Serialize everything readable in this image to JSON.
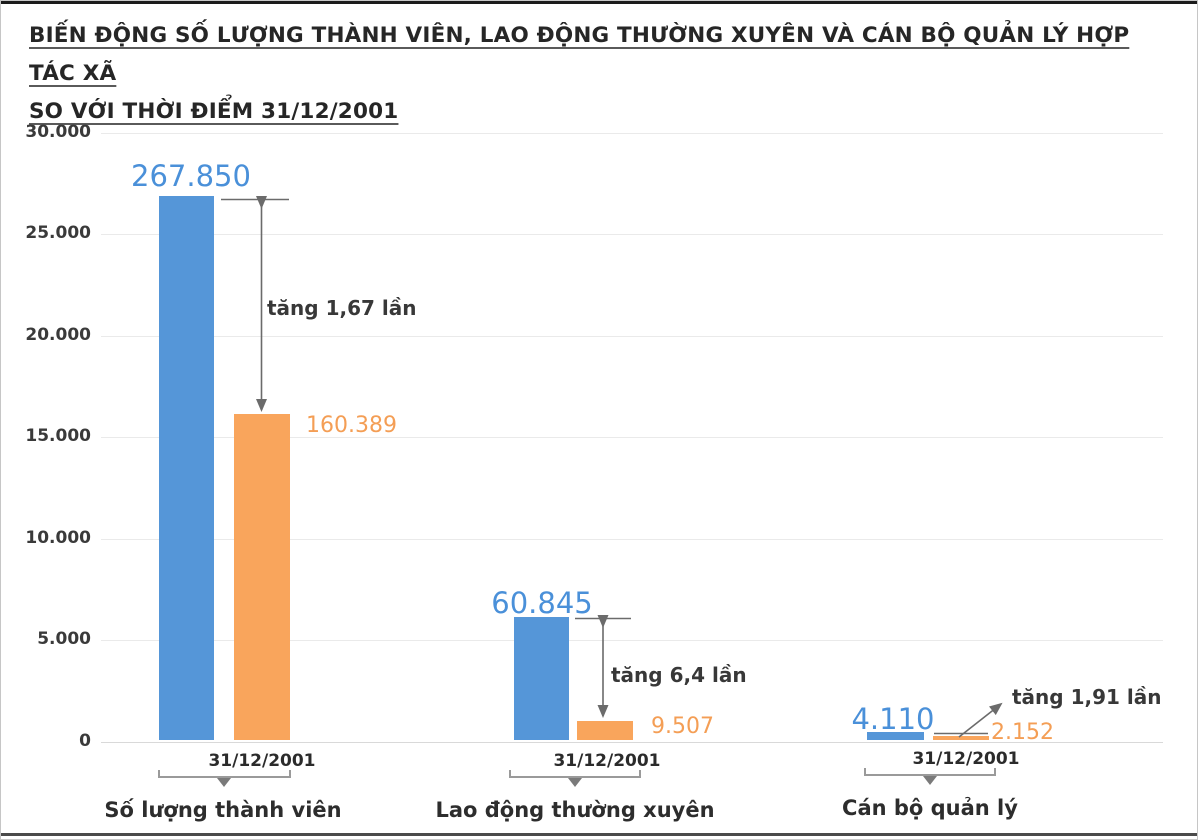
{
  "title": {
    "line1": "BIẾN ĐỘNG SỐ LƯỢNG THÀNH VIÊN, LAO ĐỘNG THƯỜNG XUYÊN VÀ CÁN BỘ QUẢN LÝ HỢP TÁC XÃ",
    "line2": "SO VỚI THỜI ĐIỂM 31/12/2001"
  },
  "colors": {
    "blue_bar": "#5596d8",
    "orange_bar": "#f9a55c",
    "blue_value": "#4a90d9",
    "orange_value": "#f49e55",
    "arrow": "#6b6b6b"
  },
  "chart_data": {
    "type": "bar",
    "title": "BIẾN ĐỘNG SỐ LƯỢNG THÀNH VIÊN, LAO ĐỘNG THƯỜNG XUYÊN VÀ CÁN BỘ QUẢN LÝ HỢP TÁC XÃ SO VỚI THỜI ĐIỂM 31/12/2001",
    "xlabel": "",
    "ylabel": "",
    "ylim": [
      0,
      30000
    ],
    "y_tick_labels": [
      "30.000",
      "25.000",
      "20.000",
      "15.000",
      "10.000",
      "5.000",
      "0"
    ],
    "grid": "horizontal",
    "legend": "none",
    "bar_plot_scale": "bars are drawn at value/10 against the y axis",
    "categories": [
      "Số lượng thành viên",
      "Lao động thường xuyên",
      "Cán bộ quản lý"
    ],
    "groups": [
      {
        "category": "Số lượng thành viên",
        "date_label": "31/12/2001",
        "blue": {
          "value": 267850,
          "label": "267.850"
        },
        "orange": {
          "value": 160389,
          "label": "160.389"
        },
        "annotation": "tăng 1,67 lần"
      },
      {
        "category": "Lao động thường xuyên",
        "date_label": "31/12/2001",
        "blue": {
          "value": 60845,
          "label": "60.845"
        },
        "orange": {
          "value": 9507,
          "label": "9.507"
        },
        "annotation": "tăng 6,4 lần"
      },
      {
        "category": "Cán bộ quản lý",
        "date_label": "31/12/2001",
        "blue": {
          "value": 4110,
          "label": "4.110"
        },
        "orange": {
          "value": 2152,
          "label": "2.152"
        },
        "annotation": "tăng 1,91 lần"
      }
    ]
  }
}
-.-.-
### Task requirements:
From the listing above, copy every line that includes the word "BIẾN".

### Solution to the exercise:
    "line1": "BIẾN ĐỘNG SỐ LƯỢNG THÀNH VIÊN, LAO ĐỘNG THƯỜNG XUYÊN VÀ CÁN BỘ QUẢN LÝ HỢP TÁC XÃ",
    "title": "BIẾN ĐỘNG SỐ LƯỢNG THÀNH VIÊN, LAO ĐỘNG THƯỜNG XUYÊN VÀ CÁN BỘ QUẢN LÝ HỢP TÁC XÃ SO VỚI THỜI ĐIỂM 31/12/2001",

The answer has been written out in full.